What is asked: Scan the records for the string "POWER"; copy each line where it occurs.

Information shown:
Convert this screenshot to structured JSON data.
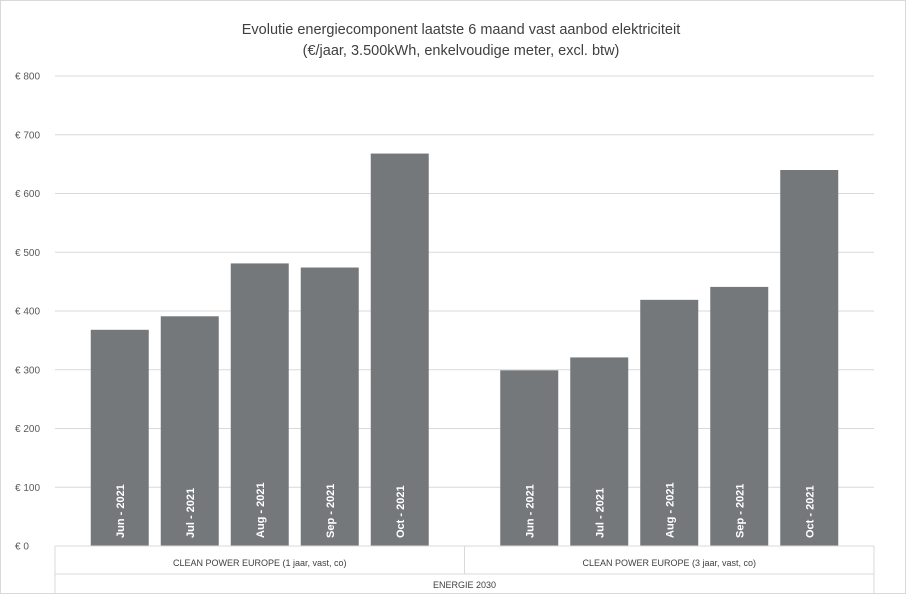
{
  "chart_data": {
    "type": "bar",
    "title": "Evolutie energiecomponent laatste 6 maand vast aanbod elektriciteit",
    "subtitle": "(€/jaar, 3.500kWh, enkelvoudige meter, excl. btw)",
    "ylim": [
      0,
      800
    ],
    "yticks": [
      0,
      100,
      200,
      300,
      400,
      500,
      600,
      700,
      800
    ],
    "ytick_labels": [
      "€ 0",
      "€ 100",
      "€ 200",
      "€ 300",
      "€ 400",
      "€ 500",
      "€ 600",
      "€ 700",
      "€ 800"
    ],
    "grid": true,
    "bar_color": "#75787b",
    "supplier": "ENERGIE 2030",
    "groups": [
      {
        "label": "CLEAN POWER EUROPE (1 jaar, vast, co)",
        "categories": [
          "Jun - 2021",
          "Jul - 2021",
          "Aug - 2021",
          "Sep - 2021",
          "Oct - 2021"
        ],
        "values": [
          368,
          391,
          481,
          474,
          668
        ]
      },
      {
        "label": "CLEAN POWER EUROPE (3 jaar, vast, co)",
        "categories": [
          "Jun - 2021",
          "Jul - 2021",
          "Aug - 2021",
          "Sep - 2021",
          "Oct - 2021"
        ],
        "values": [
          299,
          321,
          419,
          441,
          640
        ]
      }
    ]
  }
}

Task solution:
        "label": "CLEAN POWER EUROPE (1 jaar, vast, co)",
        "label": "CLEAN POWER EUROPE (3 jaar, vast, co)",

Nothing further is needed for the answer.